*Instructions to follow*: Return a copy of each line that holds the string "hand".

*Entries*:
####
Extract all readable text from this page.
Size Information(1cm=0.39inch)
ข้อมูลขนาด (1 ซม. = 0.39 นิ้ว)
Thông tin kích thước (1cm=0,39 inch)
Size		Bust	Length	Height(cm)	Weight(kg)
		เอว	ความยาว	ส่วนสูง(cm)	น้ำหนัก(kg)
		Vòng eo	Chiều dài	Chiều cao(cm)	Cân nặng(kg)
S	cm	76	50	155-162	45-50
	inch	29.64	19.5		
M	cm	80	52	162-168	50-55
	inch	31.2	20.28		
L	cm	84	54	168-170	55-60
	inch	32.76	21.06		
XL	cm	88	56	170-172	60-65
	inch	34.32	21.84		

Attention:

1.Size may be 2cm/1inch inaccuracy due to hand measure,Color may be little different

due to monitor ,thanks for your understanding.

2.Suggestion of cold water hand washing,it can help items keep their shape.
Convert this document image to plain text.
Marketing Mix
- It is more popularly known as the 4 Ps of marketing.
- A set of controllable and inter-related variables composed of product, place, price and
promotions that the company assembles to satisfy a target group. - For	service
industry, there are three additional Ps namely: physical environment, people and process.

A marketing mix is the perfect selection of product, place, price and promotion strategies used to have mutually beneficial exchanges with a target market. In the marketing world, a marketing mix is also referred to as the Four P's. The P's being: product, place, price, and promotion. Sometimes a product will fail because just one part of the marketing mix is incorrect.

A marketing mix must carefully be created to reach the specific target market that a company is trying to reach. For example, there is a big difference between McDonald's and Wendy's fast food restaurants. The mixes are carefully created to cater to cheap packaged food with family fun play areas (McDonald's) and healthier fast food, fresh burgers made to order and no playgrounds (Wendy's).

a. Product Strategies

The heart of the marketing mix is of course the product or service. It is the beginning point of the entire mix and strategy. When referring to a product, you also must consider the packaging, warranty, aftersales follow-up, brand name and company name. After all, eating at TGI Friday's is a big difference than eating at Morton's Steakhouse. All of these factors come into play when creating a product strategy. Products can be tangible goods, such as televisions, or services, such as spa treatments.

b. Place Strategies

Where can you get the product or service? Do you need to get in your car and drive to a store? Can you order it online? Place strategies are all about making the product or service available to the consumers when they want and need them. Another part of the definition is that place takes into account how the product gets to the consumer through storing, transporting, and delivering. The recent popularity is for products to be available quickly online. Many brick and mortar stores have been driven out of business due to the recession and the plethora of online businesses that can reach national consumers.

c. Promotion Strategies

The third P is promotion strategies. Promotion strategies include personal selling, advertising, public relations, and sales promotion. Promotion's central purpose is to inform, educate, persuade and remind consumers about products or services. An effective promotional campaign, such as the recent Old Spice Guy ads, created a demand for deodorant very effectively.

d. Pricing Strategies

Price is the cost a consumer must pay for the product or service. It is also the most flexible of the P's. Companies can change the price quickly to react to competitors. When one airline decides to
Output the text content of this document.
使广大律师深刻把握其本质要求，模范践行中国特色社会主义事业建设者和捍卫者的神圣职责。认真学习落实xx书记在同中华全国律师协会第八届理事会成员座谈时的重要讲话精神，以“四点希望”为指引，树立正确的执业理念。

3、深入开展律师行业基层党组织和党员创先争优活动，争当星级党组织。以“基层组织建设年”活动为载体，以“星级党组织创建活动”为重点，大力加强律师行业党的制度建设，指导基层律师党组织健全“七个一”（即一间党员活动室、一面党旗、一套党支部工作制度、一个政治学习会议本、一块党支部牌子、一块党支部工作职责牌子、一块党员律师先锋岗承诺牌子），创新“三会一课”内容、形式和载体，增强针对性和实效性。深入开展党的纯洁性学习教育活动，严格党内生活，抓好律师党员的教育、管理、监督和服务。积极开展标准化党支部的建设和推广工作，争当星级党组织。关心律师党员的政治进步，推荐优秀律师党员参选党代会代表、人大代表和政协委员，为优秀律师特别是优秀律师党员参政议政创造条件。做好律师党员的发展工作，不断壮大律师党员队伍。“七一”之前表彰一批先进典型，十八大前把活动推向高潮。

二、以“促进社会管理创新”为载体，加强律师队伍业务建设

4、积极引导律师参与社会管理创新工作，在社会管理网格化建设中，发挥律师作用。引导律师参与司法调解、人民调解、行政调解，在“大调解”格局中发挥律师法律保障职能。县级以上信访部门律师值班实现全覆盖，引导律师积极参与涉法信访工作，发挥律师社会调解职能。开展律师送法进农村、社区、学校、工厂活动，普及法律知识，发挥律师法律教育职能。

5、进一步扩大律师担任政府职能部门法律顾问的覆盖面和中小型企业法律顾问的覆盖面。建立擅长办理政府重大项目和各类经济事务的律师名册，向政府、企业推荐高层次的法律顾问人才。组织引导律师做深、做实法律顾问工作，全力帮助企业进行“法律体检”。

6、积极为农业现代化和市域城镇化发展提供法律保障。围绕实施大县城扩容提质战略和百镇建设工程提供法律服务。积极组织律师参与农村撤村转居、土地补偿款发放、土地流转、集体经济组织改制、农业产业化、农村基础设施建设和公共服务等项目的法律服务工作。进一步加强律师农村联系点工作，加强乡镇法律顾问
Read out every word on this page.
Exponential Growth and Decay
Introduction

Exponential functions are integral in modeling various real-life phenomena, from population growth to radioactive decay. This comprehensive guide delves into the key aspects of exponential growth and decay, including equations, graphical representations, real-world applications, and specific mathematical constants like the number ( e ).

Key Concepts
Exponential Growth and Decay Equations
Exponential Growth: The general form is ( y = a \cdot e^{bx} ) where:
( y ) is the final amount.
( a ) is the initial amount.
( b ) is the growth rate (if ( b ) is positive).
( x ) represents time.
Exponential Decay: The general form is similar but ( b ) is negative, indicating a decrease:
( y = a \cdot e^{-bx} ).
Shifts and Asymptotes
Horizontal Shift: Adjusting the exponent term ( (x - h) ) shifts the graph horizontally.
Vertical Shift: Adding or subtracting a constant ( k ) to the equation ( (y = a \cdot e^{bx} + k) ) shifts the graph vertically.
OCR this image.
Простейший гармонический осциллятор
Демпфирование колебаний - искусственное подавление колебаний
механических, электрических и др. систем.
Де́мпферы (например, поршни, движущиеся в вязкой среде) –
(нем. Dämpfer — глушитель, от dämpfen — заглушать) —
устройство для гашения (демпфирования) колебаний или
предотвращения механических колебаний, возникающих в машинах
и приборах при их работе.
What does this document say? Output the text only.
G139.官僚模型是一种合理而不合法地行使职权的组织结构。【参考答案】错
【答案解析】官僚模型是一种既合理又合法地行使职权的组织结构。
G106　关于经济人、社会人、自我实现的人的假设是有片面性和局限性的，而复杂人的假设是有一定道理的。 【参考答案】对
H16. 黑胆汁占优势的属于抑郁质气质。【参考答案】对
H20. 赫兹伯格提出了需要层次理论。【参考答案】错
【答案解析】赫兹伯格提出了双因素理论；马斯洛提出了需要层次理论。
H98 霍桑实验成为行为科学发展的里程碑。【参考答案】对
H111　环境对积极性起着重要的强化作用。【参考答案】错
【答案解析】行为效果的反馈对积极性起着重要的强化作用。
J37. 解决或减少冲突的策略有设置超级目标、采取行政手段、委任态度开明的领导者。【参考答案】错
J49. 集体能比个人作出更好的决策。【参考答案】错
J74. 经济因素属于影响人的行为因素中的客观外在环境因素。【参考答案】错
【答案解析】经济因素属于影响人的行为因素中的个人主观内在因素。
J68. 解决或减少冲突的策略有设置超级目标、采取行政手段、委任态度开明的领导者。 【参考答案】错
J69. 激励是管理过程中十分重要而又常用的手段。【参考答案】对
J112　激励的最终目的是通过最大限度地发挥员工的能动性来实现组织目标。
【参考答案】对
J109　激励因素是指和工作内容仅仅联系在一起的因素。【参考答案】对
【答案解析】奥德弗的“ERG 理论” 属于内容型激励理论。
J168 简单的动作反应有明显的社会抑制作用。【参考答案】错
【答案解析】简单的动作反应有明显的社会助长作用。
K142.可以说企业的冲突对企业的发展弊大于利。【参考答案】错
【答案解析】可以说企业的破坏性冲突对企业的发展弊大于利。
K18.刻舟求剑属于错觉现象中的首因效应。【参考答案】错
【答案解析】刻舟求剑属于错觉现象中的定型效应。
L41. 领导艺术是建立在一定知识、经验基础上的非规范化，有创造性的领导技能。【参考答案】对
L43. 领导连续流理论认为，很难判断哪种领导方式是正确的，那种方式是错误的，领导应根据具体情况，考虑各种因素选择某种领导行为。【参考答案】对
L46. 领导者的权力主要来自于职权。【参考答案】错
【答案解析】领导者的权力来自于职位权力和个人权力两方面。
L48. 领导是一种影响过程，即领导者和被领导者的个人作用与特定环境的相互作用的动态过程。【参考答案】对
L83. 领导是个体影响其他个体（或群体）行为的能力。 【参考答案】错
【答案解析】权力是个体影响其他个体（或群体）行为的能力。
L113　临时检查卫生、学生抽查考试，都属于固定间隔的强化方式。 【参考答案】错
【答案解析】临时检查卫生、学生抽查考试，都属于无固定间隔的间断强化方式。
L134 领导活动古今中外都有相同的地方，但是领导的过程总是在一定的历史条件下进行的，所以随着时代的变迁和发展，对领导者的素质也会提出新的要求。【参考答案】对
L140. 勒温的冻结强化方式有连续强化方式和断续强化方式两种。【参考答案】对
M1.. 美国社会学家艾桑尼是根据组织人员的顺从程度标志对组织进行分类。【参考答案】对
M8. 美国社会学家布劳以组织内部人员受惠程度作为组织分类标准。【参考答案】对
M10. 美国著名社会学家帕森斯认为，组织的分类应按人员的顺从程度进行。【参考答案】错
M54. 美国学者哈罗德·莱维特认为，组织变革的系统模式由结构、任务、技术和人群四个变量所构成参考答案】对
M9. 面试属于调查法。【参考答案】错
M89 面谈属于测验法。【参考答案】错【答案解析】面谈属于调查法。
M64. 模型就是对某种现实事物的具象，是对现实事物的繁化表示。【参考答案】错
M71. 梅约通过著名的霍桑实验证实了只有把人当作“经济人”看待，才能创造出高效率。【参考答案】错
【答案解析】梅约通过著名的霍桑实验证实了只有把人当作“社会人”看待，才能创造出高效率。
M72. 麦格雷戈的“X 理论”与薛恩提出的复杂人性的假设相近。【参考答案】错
####
*Answer for this exercise*:
1.Size may be 2cm/1inch inaccuracy due to hand measure,Color may be little different
2.Suggestion of cold water hand washing,it can help items keep their shape.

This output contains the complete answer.